Dataset records
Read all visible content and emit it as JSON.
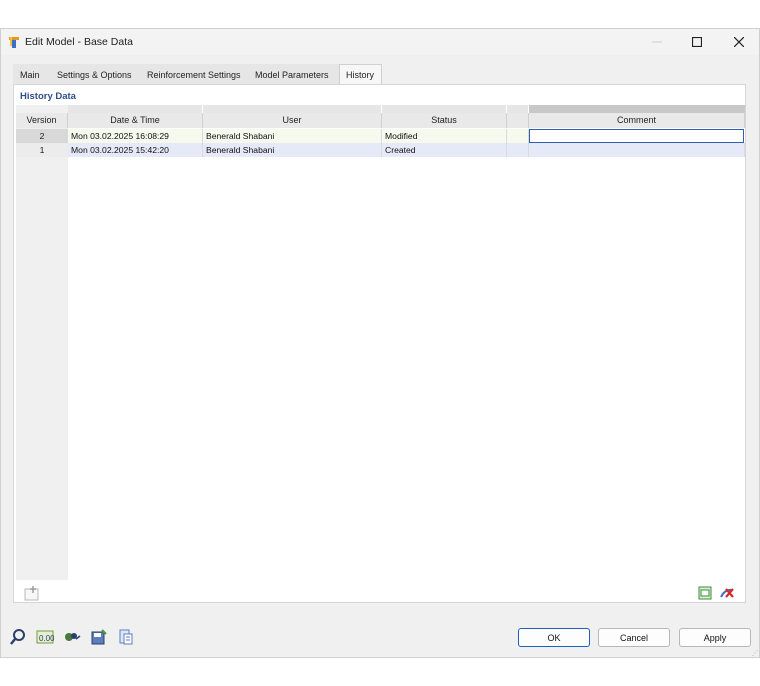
{
  "window": {
    "title": "Edit Model - Base Data"
  },
  "tabs": [
    {
      "label": "Main"
    },
    {
      "label": "Settings & Options"
    },
    {
      "label": "Reinforcement Settings"
    },
    {
      "label": "Model Parameters"
    },
    {
      "label": "History"
    }
  ],
  "section": {
    "title": "History Data"
  },
  "table": {
    "headers": {
      "version": "Version",
      "datetime": "Date & Time",
      "user": "User",
      "status": "Status",
      "comment": "Comment"
    },
    "rows": [
      {
        "version": "2",
        "datetime": "Mon 03.02.2025 16:08:29",
        "user": "Benerald Shabani",
        "status": "Modified",
        "comment": ""
      },
      {
        "version": "1",
        "datetime": "Mon 03.02.2025 15:42:20",
        "user": "Benerald Shabani",
        "status": "Created",
        "comment": ""
      }
    ]
  },
  "buttons": {
    "ok": "OK",
    "cancel": "Cancel",
    "apply": "Apply"
  },
  "icons": [
    "app-icon",
    "minimize-icon",
    "maximize-icon",
    "close-icon",
    "add-row-icon",
    "export-icon",
    "delete-icon",
    "search-icon",
    "decimal-icon",
    "units-icon",
    "save-icon",
    "info-icon"
  ],
  "colors": {
    "accent": "#1f5fbf",
    "title_text": "#2e4e8c",
    "row_modified": "#f6f9ee",
    "row_created": "#e6e9f8"
  }
}
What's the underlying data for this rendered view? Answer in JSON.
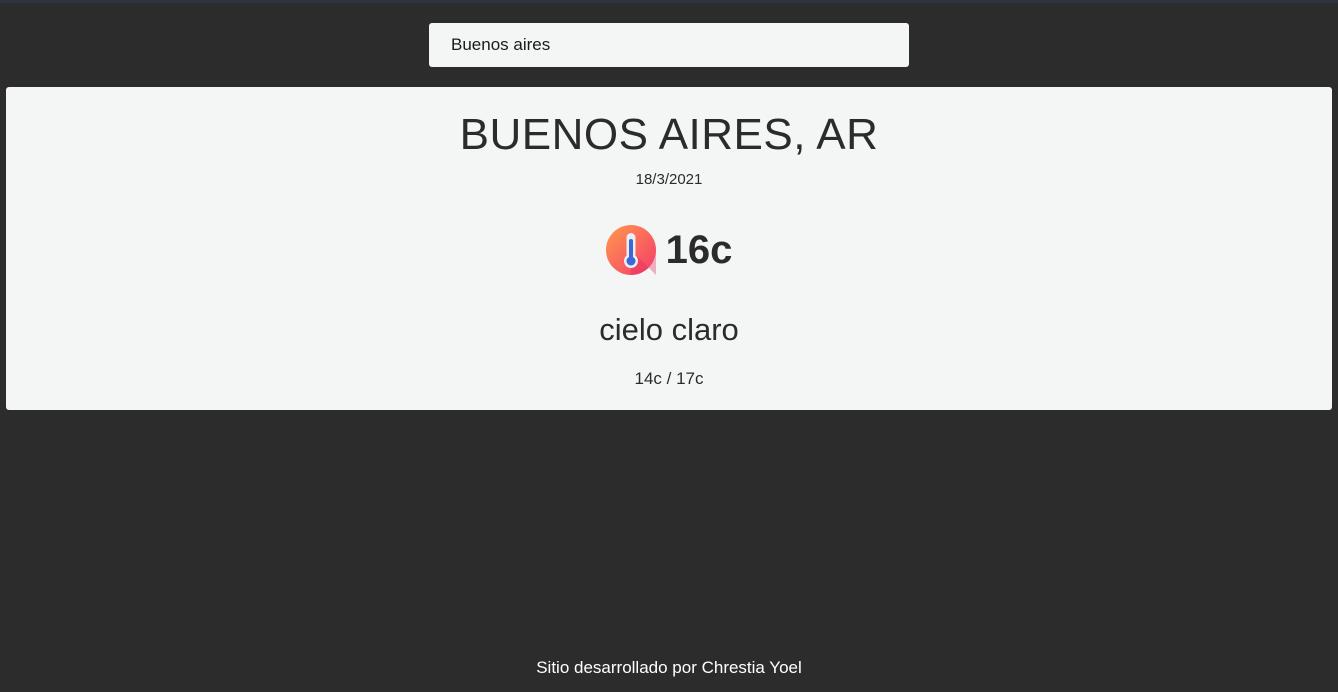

* Requirements: Pull out all lines of the data with the string "Model".

* The solution:
    "title": "Edit Model - Base Data"
      "label": "Model Parameters"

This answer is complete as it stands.